### PROMPT
With the images removed, repeat the data below exactly.

### SUPPLIED MATERIAL
::::

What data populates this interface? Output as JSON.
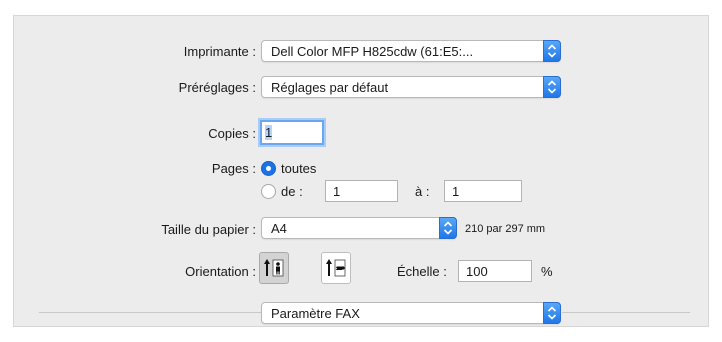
{
  "printer": {
    "label": "Imprimante :",
    "value": "Dell Color MFP H825cdw (61:E5:..."
  },
  "presets": {
    "label": "Préréglages :",
    "value": "Réglages par défaut"
  },
  "copies": {
    "label": "Copies :",
    "value": "1"
  },
  "pages": {
    "label": "Pages :",
    "all_label": "toutes",
    "from_label": "de :",
    "from_value": "1",
    "to_label": "à :",
    "to_value": "1",
    "selected": "toutes"
  },
  "paper": {
    "label": "Taille du papier :",
    "value": "A4",
    "dimensions": "210 par 297 mm"
  },
  "orientation": {
    "label": "Orientation :",
    "selected": "portrait",
    "options": [
      "portrait-icon",
      "landscape-icon"
    ]
  },
  "scale": {
    "label": "Échelle :",
    "value": "100",
    "unit": "%"
  },
  "section": {
    "value": "Paramètre FAX"
  },
  "colors": {
    "accent": "#1b74e4",
    "panel": "#ececec"
  }
}
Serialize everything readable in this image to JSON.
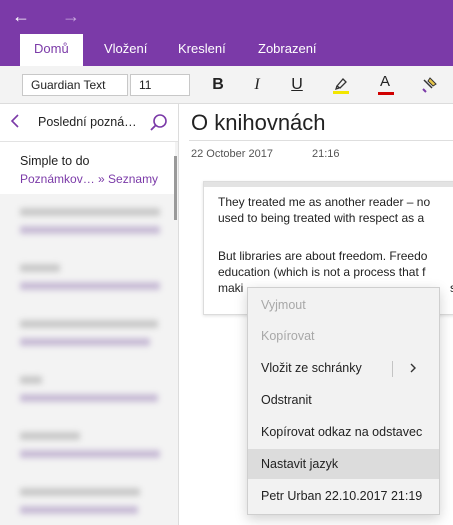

::::

### EXERCISE OUTPUT
What data populates this interface? Output as JSON.
{
  "printer": {
    "label": "Imprimante :",
    "value": "Dell Color MFP H825cdw (61:E5:..."
  },
  "presets": {
    "label": "Préréglages :",
    "value": "Réglages par défaut"
  },
  "copies": {
    "label": "Copies :",
    "value": "1"
  },
  "pages": {
    "label": "Pages :",
    "all_label": "toutes",
    "from_label": "de :",
    "from_value": "1",
    "to_label": "à :",
    "to_value": "1",
    "selected": "toutes"
  },
  "paper": {
    "label": "Taille du papier :",
    "value": "A4",
    "dimensions": "210 par 297 mm"
  },
  "orientation": {
    "label": "Orientation :",
    "selected": "portrait",
    "options": [
      "portrait-icon",
      "landscape-icon"
    ]
  },
  "scale": {
    "label": "Échelle :",
    "value": "100",
    "unit": "%"
  },
  "section": {
    "value": "Paramètre FAX"
  },
  "colors": {
    "accent": "#1b74e4",
    "panel": "#ececec"
  }
}
Serialize everything readable in this image to JSON.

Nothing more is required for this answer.